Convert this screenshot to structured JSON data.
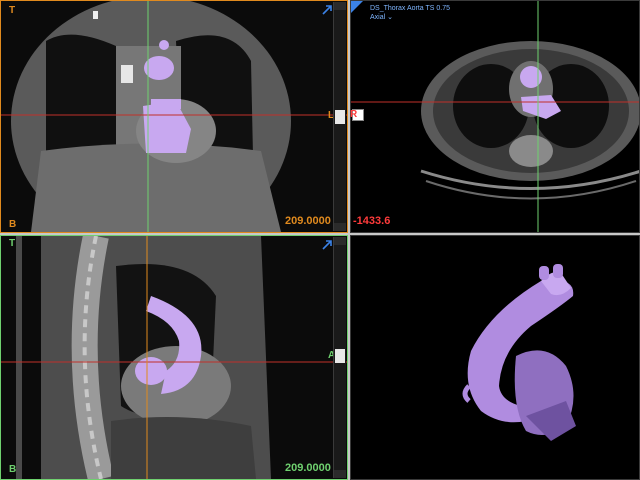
{
  "viewports": {
    "coronal": {
      "orient_top": "T",
      "orient_bottom": "B",
      "orient_left": "L",
      "orient_right": "R",
      "readout": "209.0000",
      "accent": "#e08a1e"
    },
    "axial": {
      "series_title": "DS_Thorax Aorta TS 0.75",
      "plane_label": "Axial",
      "readout": "-1433.6",
      "readout_color": "#ff3b3b"
    },
    "sagittal": {
      "orient_top": "T",
      "orient_bottom": "B",
      "orient_right": "A",
      "readout": "209.0000",
      "accent": "#6fd16f"
    },
    "volume3d": {
      "object": "aorta-segmentation"
    }
  },
  "icons": {
    "maximize": "maximize-icon",
    "dropdown": "chevron-down-icon"
  },
  "colors": {
    "segmentation": "#c8a8f0",
    "crosshair_h": "#c0302a",
    "crosshair_v": "#6fd16f",
    "crosshair_v_sag": "#e08a1e"
  }
}
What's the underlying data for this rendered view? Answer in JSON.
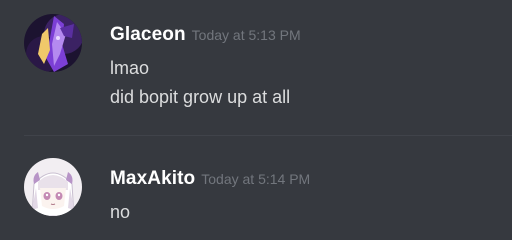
{
  "messages": [
    {
      "username": "Glaceon",
      "timestamp": "Today at 5:13 PM",
      "lines": [
        "lmao",
        "did bopit grow up at all"
      ],
      "avatar_icon": "purple-character-avatar"
    },
    {
      "username": "MaxAkito",
      "timestamp": "Today at 5:14 PM",
      "lines": [
        "no"
      ],
      "avatar_icon": "anime-girl-avatar"
    }
  ],
  "colors": {
    "background": "#36393f",
    "username": "#ffffff",
    "timestamp": "#72767d",
    "message_text": "#dcddde",
    "divider": "#40434a"
  }
}
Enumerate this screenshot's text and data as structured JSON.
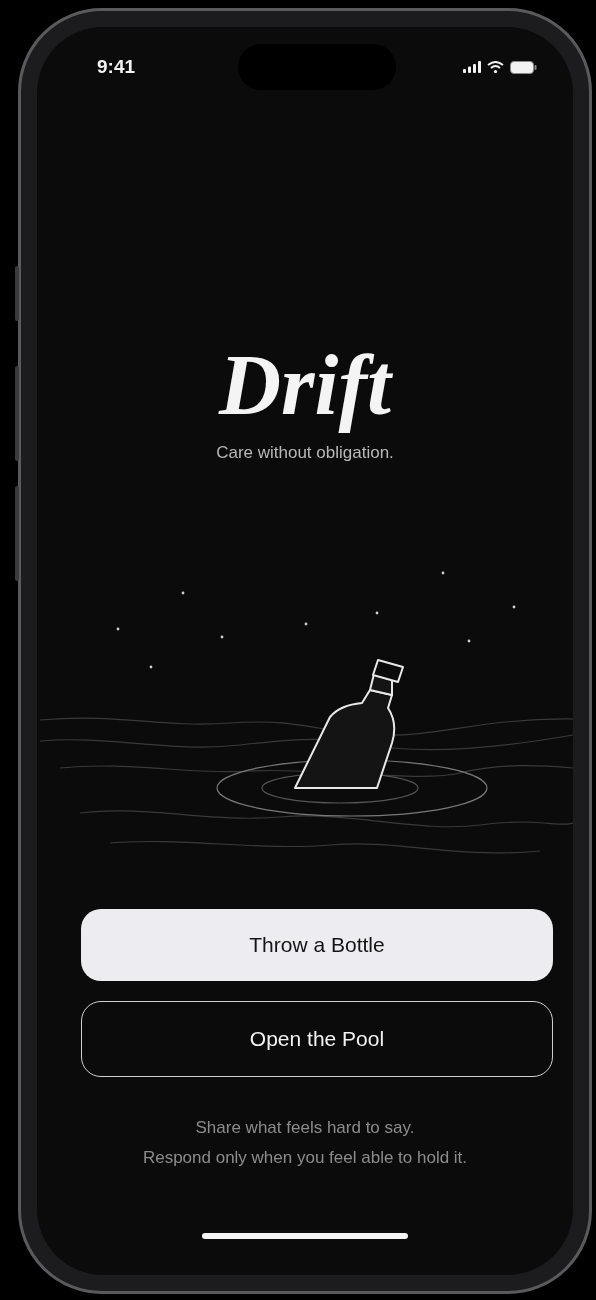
{
  "status_bar": {
    "time": "9:41"
  },
  "title": "Drift",
  "tagline": "Care without obligation.",
  "buttons": [
    {
      "label": "Throw a Bottle",
      "kind": "primary"
    },
    {
      "label": "Open the Pool",
      "kind": "secondary"
    }
  ],
  "footer_lines": [
    "Share what feels hard to say.",
    "Respond only when you feel able to hold it."
  ]
}
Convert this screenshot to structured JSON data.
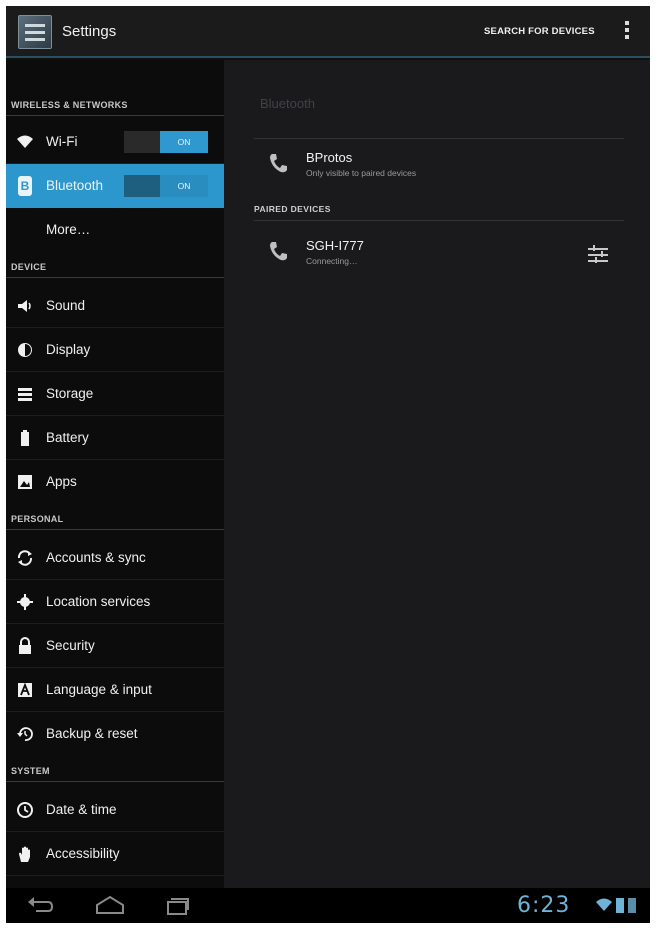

------------------------

**Exercise directions:**
All of the records above must be copied exactly, except for the pictures.

**Complete answer:**
Convert this screenshot to structured JSON data.
{
  "viewports": {
    "coronal": {
      "orient_top": "T",
      "orient_bottom": "B",
      "orient_left": "L",
      "orient_right": "R",
      "readout": "209.0000",
      "accent": "#e08a1e"
    },
    "axial": {
      "series_title": "DS_Thorax Aorta TS 0.75",
      "plane_label": "Axial",
      "readout": "-1433.6",
      "readout_color": "#ff3b3b"
    },
    "sagittal": {
      "orient_top": "T",
      "orient_bottom": "B",
      "orient_right": "A",
      "readout": "209.0000",
      "accent": "#6fd16f"
    },
    "volume3d": {
      "object": "aorta-segmentation"
    }
  },
  "icons": {
    "maximize": "maximize-icon",
    "dropdown": "chevron-down-icon"
  },
  "colors": {
    "segmentation": "#c8a8f0",
    "crosshair_h": "#c0302a",
    "crosshair_v": "#6fd16f",
    "crosshair_v_sag": "#e08a1e"
  }
}
What's the underlying data for this rendered view? Answer in JSON.
{
  "messages": [
    {
      "username": "Glaceon",
      "timestamp": "Today at 5:13 PM",
      "lines": [
        "lmao",
        "did bopit grow up at all"
      ],
      "avatar_icon": "purple-character-avatar"
    },
    {
      "username": "MaxAkito",
      "timestamp": "Today at 5:14 PM",
      "lines": [
        "no"
      ],
      "avatar_icon": "anime-girl-avatar"
    }
  ],
  "colors": {
    "background": "#36393f",
    "username": "#ffffff",
    "timestamp": "#72767d",
    "message_text": "#dcddde",
    "divider": "#40434a"
  }
}
Enumerate this screenshot's text and data as structured JSON.
{
  "status_bar": {
    "time": "9:41"
  },
  "title": "Drift",
  "tagline": "Care without obligation.",
  "buttons": [
    {
      "label": "Throw a Bottle",
      "kind": "primary"
    },
    {
      "label": "Open the Pool",
      "kind": "secondary"
    }
  ],
  "footer_lines": [
    "Share what feels hard to say.",
    "Respond only when you feel able to hold it."
  ]
}
Convert this screenshot to structured JSON data.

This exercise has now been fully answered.